• **Work required**: Give only the number of lines below that contain the word "Charlottetown".

══ Recorded information

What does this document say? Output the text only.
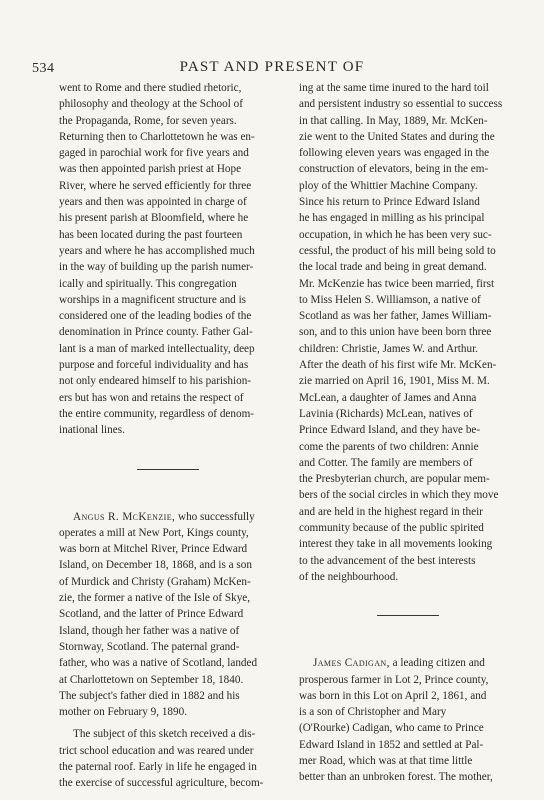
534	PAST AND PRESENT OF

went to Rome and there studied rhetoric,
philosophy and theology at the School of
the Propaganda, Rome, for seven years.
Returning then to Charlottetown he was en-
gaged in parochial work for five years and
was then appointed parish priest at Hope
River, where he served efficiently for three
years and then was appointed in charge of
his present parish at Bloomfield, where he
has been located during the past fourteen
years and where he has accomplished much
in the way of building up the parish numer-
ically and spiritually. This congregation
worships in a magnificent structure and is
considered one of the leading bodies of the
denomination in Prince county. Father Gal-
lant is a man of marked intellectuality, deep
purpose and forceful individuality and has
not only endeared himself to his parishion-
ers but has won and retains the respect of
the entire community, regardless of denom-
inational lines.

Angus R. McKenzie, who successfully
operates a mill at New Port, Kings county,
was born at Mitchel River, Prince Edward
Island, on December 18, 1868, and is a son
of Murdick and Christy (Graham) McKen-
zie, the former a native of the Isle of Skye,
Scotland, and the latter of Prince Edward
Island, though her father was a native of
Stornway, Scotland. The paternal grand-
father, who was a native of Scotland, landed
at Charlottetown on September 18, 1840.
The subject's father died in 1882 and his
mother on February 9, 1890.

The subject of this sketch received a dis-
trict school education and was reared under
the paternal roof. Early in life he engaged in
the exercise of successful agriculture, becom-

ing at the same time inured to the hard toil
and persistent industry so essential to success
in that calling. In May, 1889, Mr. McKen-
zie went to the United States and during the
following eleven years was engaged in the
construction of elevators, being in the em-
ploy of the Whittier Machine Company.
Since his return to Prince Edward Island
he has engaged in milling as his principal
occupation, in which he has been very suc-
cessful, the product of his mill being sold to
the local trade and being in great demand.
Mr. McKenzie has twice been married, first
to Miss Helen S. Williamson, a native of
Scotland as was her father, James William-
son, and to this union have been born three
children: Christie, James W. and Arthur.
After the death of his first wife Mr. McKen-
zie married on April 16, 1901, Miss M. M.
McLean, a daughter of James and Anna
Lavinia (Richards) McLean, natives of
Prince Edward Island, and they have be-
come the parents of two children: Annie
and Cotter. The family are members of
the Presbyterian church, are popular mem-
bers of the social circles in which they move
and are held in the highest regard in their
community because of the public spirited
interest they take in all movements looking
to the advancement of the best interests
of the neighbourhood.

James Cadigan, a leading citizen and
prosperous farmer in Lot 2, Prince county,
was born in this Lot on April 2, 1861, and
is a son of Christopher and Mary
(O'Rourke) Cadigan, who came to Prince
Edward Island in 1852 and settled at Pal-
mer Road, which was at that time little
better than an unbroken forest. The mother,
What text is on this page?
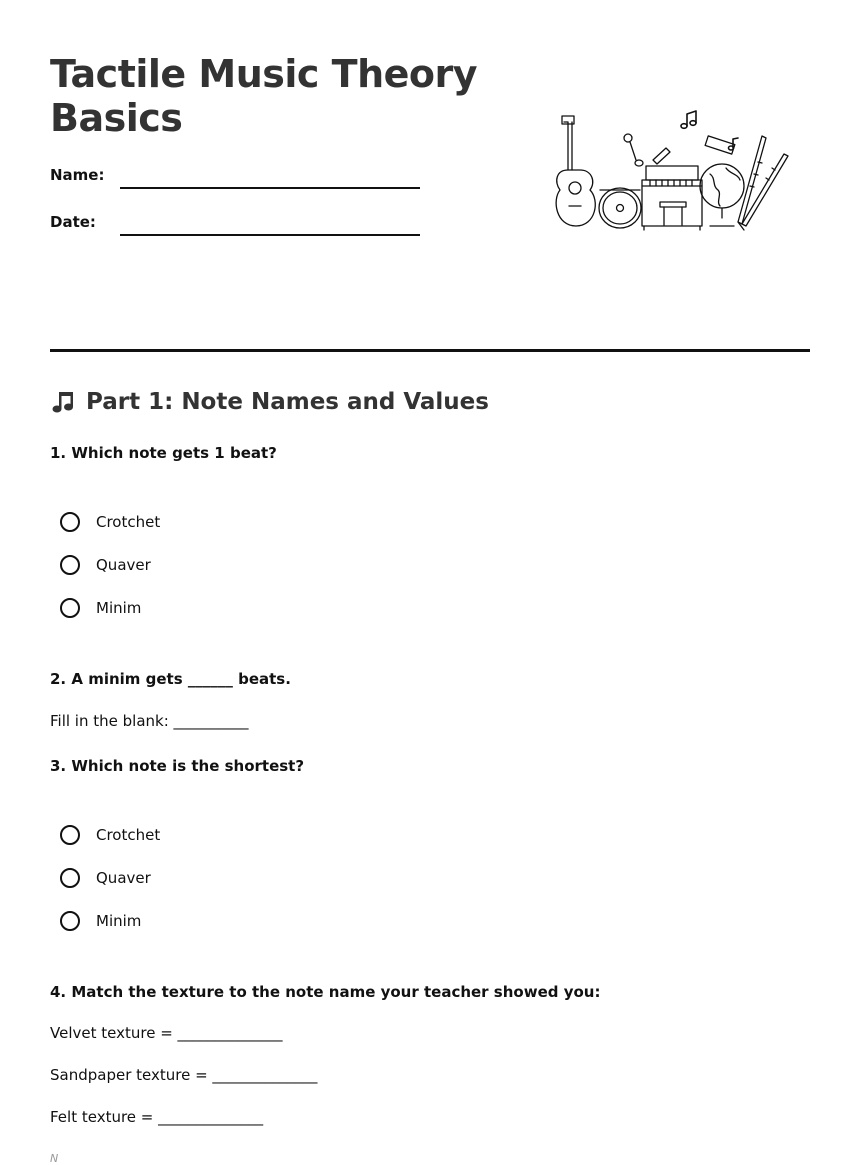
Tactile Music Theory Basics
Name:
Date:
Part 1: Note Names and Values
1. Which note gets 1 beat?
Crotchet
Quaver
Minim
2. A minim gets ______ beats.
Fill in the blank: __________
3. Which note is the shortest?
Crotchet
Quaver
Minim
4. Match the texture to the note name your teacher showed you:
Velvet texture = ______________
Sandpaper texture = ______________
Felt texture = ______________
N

════

• **Solution**: 2